_Instructions for the task_:
Whenever a line below holds the word "title", copy that line.
━━ Data listing
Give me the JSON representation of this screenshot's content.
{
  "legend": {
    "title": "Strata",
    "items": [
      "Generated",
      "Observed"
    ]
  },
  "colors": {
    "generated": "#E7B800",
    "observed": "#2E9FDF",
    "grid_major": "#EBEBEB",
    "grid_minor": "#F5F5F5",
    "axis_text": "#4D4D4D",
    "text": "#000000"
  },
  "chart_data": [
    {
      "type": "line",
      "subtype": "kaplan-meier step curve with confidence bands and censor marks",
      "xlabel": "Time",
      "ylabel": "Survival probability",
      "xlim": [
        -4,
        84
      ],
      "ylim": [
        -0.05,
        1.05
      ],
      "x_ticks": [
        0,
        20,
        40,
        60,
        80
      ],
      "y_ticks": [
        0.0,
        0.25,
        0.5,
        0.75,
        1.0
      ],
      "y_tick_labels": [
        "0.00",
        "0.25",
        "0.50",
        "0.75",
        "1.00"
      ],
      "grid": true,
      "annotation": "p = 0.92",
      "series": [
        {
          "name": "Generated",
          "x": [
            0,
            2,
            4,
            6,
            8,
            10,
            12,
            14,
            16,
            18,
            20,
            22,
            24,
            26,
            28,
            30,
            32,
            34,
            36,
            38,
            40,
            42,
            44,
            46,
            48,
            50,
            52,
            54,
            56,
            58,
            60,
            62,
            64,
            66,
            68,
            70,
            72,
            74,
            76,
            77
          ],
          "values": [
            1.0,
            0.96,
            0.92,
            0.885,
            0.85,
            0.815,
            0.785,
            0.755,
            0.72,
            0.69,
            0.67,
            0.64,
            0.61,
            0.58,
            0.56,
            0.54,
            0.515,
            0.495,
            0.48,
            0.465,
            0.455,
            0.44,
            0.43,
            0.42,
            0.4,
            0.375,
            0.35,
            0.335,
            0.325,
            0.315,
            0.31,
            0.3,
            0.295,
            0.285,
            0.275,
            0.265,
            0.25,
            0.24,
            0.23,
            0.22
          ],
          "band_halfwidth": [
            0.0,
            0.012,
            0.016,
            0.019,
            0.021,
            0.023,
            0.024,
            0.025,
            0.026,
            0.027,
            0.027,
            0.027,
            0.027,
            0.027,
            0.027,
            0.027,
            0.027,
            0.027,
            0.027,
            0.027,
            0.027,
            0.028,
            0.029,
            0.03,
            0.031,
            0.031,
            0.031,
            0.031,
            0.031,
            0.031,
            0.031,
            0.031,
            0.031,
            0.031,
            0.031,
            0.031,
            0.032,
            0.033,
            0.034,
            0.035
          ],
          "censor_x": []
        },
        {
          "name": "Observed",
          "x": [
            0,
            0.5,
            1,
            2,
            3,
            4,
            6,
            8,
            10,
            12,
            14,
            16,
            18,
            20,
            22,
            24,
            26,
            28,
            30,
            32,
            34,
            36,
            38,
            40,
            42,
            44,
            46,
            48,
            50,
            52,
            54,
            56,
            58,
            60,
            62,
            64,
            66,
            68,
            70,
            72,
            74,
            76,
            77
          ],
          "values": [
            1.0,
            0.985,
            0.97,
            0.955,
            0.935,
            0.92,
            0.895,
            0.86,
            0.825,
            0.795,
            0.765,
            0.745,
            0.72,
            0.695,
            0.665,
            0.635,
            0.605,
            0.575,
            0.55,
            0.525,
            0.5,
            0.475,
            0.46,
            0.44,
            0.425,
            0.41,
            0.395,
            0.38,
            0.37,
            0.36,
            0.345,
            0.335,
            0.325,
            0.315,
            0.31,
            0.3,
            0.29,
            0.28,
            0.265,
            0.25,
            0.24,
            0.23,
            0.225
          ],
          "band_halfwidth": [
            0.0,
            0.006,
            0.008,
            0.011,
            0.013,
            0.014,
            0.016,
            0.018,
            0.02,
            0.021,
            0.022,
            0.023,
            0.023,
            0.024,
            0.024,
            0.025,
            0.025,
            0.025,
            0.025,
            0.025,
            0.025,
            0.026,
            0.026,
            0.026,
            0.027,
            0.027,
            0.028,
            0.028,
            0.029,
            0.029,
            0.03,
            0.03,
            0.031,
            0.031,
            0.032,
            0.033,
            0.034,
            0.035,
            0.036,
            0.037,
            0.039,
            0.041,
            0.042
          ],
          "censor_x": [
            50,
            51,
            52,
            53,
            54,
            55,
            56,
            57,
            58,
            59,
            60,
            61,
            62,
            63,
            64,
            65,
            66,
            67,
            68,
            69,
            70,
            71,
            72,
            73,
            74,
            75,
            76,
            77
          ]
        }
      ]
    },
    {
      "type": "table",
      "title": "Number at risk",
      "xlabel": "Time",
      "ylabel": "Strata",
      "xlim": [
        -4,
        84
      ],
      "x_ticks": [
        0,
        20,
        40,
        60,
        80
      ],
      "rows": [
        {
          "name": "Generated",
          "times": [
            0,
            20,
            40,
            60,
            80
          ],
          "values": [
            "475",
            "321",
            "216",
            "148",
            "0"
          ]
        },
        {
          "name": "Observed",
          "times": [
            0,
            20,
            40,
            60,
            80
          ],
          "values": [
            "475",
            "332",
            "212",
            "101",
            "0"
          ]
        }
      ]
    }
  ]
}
━━━━
━━ Data listing
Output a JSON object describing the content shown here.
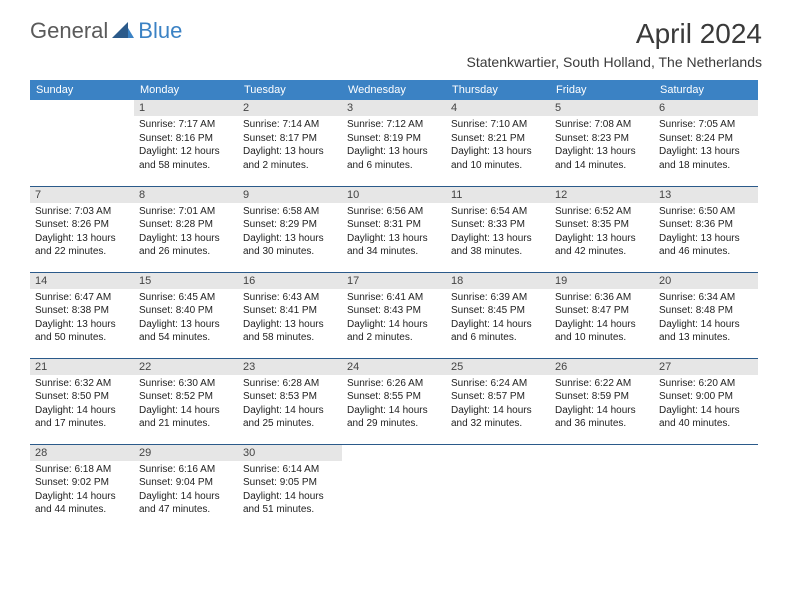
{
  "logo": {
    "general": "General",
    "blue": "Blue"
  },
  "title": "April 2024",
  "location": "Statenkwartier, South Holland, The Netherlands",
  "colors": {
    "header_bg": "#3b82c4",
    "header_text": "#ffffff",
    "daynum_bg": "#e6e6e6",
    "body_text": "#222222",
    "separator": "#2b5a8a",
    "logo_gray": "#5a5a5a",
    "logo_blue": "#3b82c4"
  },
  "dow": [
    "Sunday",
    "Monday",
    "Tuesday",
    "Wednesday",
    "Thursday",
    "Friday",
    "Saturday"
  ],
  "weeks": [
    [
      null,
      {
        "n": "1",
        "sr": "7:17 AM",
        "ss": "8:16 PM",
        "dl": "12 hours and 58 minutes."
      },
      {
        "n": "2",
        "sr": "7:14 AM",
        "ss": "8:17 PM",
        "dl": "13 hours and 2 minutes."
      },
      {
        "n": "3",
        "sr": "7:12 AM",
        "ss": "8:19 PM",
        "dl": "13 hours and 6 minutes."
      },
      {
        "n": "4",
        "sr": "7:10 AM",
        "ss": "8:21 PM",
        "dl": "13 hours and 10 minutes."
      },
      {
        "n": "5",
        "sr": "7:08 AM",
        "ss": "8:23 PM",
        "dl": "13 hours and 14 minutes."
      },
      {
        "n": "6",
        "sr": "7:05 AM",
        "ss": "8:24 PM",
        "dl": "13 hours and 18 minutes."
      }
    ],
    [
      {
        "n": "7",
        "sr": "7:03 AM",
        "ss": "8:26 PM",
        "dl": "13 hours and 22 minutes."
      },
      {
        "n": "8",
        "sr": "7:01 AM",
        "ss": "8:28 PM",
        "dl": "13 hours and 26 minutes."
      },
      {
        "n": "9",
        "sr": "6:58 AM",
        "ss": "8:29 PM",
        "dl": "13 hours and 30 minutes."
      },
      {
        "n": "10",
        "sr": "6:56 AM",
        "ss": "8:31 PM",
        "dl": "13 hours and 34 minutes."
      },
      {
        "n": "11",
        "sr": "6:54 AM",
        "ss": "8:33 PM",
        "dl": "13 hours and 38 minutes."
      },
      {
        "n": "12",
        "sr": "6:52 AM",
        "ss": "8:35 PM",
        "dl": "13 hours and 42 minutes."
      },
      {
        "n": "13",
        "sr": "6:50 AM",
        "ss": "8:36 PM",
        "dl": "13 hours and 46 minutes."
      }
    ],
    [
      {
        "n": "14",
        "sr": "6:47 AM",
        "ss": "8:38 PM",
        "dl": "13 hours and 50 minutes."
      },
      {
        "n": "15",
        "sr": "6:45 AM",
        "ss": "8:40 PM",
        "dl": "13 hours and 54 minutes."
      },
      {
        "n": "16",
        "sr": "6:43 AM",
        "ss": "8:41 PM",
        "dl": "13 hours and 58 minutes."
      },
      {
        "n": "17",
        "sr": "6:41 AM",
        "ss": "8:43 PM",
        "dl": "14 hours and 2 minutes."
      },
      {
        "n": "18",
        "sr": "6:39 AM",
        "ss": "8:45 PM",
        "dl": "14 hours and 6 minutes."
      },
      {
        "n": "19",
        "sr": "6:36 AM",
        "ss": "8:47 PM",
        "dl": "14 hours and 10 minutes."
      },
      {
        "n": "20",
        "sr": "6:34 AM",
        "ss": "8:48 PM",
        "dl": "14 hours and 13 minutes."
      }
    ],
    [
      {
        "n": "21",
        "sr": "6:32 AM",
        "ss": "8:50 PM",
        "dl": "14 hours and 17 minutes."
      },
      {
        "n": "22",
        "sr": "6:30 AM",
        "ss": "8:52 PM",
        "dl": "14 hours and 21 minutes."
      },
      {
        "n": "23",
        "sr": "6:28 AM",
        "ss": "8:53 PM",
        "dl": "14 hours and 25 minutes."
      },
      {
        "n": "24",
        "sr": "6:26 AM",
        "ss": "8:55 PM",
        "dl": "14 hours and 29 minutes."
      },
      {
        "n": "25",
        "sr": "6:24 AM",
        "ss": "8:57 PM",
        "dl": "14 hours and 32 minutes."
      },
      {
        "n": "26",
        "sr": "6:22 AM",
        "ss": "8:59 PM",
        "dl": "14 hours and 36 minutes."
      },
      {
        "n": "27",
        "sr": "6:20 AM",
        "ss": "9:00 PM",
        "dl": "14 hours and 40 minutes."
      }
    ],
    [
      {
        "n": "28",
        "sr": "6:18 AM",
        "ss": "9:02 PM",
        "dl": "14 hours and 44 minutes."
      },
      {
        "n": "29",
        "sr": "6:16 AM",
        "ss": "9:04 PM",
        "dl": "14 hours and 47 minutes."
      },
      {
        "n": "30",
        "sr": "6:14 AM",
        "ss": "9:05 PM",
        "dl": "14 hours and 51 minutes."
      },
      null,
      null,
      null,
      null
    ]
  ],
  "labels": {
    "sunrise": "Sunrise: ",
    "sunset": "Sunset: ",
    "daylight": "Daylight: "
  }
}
━━━━
_Exercise answer_:
    "title": "Strata",
      "title": "Number at risk",
  "title": "April 2024",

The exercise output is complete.